◆ **Work to complete**:
Please reproduce every record, keeping each one exactly as written.

(Data excerpts)
/---

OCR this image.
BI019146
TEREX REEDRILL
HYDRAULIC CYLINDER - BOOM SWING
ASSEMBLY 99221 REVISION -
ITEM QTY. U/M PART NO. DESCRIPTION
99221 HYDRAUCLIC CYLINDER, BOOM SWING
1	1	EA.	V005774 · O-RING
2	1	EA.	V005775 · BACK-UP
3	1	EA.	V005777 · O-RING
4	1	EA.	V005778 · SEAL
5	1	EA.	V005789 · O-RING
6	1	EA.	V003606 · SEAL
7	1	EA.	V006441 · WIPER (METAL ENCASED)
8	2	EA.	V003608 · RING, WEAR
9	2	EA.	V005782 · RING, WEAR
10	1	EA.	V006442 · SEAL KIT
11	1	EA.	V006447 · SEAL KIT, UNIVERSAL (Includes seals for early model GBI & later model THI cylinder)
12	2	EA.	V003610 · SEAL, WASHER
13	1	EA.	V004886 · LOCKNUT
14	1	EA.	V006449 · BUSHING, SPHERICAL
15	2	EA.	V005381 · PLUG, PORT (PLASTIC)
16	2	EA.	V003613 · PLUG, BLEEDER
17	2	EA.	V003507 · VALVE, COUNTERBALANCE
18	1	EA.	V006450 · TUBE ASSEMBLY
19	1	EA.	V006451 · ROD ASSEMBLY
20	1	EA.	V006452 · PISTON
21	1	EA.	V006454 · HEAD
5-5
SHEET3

\---

◆ **Right answer**:
OCR this image.
BI019146
TEREX REEDRILL
HYDRAULIC CYLINDER - BOOM SWING
ASSEMBLY 99221 REVISION -
ITEM QTY. U/M PART NO. DESCRIPTION
99221 HYDRAUCLIC CYLINDER, BOOM SWING
1	1	EA.	V005774 · O-RING
2	1	EA.	V005775 · BACK-UP
3	1	EA.	V005777 · O-RING
4	1	EA.	V005778 · SEAL
5	1	EA.	V005789 · O-RING
6	1	EA.	V003606 · SEAL
7	1	EA.	V006441 · WIPER (METAL ENCASED)
8	2	EA.	V003608 · RING, WEAR
9	2	EA.	V005782 · RING, WEAR
10	1	EA.	V006442 · SEAL KIT
11	1	EA.	V006447 · SEAL KIT, UNIVERSAL (Includes seals for early model GBI & later model THI cylinder)
12	2	EA.	V003610 · SEAL, WASHER
13	1	EA.	V004886 · LOCKNUT
14	1	EA.	V006449 · BUSHING, SPHERICAL
15	2	EA.	V005381 · PLUG, PORT (PLASTIC)
16	2	EA.	V003613 · PLUG, BLEEDER
17	2	EA.	V003507 · VALVE, COUNTERBALANCE
18	1	EA.	V006450 · TUBE ASSEMBLY
19	1	EA.	V006451 · ROD ASSEMBLY
20	1	EA.	V006452 · PISTON
21	1	EA.	V006454 · HEAD
5-5
SHEET3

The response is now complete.